| Task description |
Copy nothing but the text: reproduce each line of the listing exactly and leave the pictures out.
-------- Dataset content
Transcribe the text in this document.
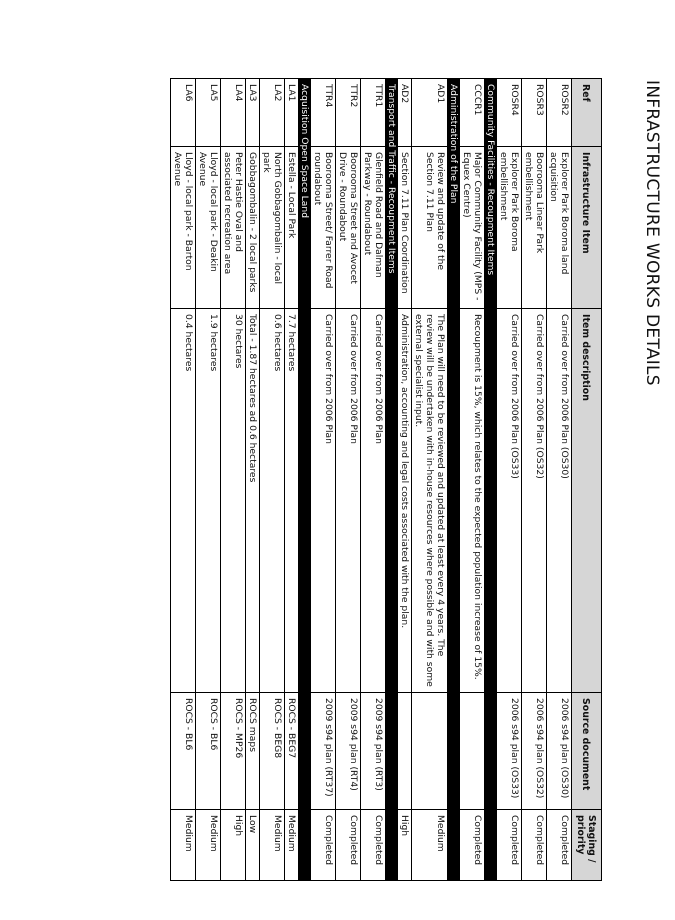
INFRASTRUCTURE WORKS DETAILS
Ref	Infrastructure Item	Item description	Source document	Staging / priority
ROSR2	Explorer Park Boroma land acquisition	Carried over from 2006 Plan (OS30)	2006 s94 plan (OS30)	Completed
ROSR3	Boorooma Linear Park embellishment	Carried over from 2006 Plan (OS32)	2006 s94 plan (OS32)	Completed
ROSR4	Explorer Park Boroma embellishment	Carried over from 2006 Plan (OS33)	2006 s94 plan (OS33)	Completed
Community Facilities - Recoupment Items				
CCCR1	Major Community Facility (MPS - Equex Centre)	Recoupment is 15%, which relates to the expected population increase of 15%.		Completed
Administration of the Plan				
AD1	Review and update of the Section 7.11 Plan	The Plan will need to be reviewed and updated at least every 4 years. The review will be undertaken with in-house resources where possible and with some external specialist input.		Medium
AD2	Section 7.11 Plan Coordination	Administration, accounting and legal costs associated with the plan.		High
Transport and Traffic - Recoupment Items				
TTR1	Glenfield Road and Dalman Parkway - Roundabout	Carried over from 2006 Plan	2009 s94 plan (RT3)	Completed
TTR2	Boorooma Street and Avocet Drive - Roundabout	Carried over from 2006 Plan	2009 s94 plan (RT4)	Completed
TTR4	Boorooma Street/ Farrer Road roundabout	Carried over from 2006 Plan	2009 s94 plan (RT37)	Completed
Acquisition Open Space Land				
LA1	Estella - Local Park	7.7 hectares	ROCS - BEG7	Medium
LA2	North Gobbagombalin - local park	0.6 hectares	ROCS - BEG8	Medium
LA3	Gobbagombalin - 2 local parks	Total - 1.87 hectares ad 0.6 hectares	ROCS maps	Low
LA4	Peter Hastie Oval and associated recreation area	30 hectares	ROCS - MP26	High
LA5	Lloyd - local park - Deakin Avenue	1.9 hectares	ROCS - BL6	Medium
LA6	Lloyd - local park - Barton Avenue	0.4 hectares	ROCS - BL6	Medium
----------------
| Answer to the exercise |
Transcribe the text in this document.
INFRASTRUCTURE WORKS DETAILS
Ref	Infrastructure Item	Item description	Source document	Staging / priority
ROSR2	Explorer Park Boroma land acquisition	Carried over from 2006 Plan (OS30)	2006 s94 plan (OS30)	Completed
ROSR3	Boorooma Linear Park embellishment	Carried over from 2006 Plan (OS32)	2006 s94 plan (OS32)	Completed
ROSR4	Explorer Park Boroma embellishment	Carried over from 2006 Plan (OS33)	2006 s94 plan (OS33)	Completed
Community Facilities - Recoupment Items				
CCCR1	Major Community Facility (MPS - Equex Centre)	Recoupment is 15%, which relates to the expected population increase of 15%.		Completed
Administration of the Plan				
AD1	Review and update of the Section 7.11 Plan	The Plan will need to be reviewed and updated at least every 4 years. The review will be undertaken with in-house resources where possible and with some external specialist input.		Medium
AD2	Section 7.11 Plan Coordination	Administration, accounting and legal costs associated with the plan.		High
Transport and Traffic - Recoupment Items				
TTR1	Glenfield Road and Dalman Parkway - Roundabout	Carried over from 2006 Plan	2009 s94 plan (RT3)	Completed
TTR2	Boorooma Street and Avocet Drive - Roundabout	Carried over from 2006 Plan	2009 s94 plan (RT4)	Completed
TTR4	Boorooma Street/ Farrer Road roundabout	Carried over from 2006 Plan	2009 s94 plan (RT37)	Completed
Acquisition Open Space Land				
LA1	Estella - Local Park	7.7 hectares	ROCS - BEG7	Medium
LA2	North Gobbagombalin - local park	0.6 hectares	ROCS - BEG8	Medium
LA3	Gobbagombalin - 2 local parks	Total - 1.87 hectares ad 0.6 hectares	ROCS maps	Low
LA4	Peter Hastie Oval and associated recreation area	30 hectares	ROCS - MP26	High
LA5	Lloyd - local park - Deakin Avenue	1.9 hectares	ROCS - BL6	Medium
LA6	Lloyd - local park - Barton Avenue	0.4 hectares	ROCS - BL6	Medium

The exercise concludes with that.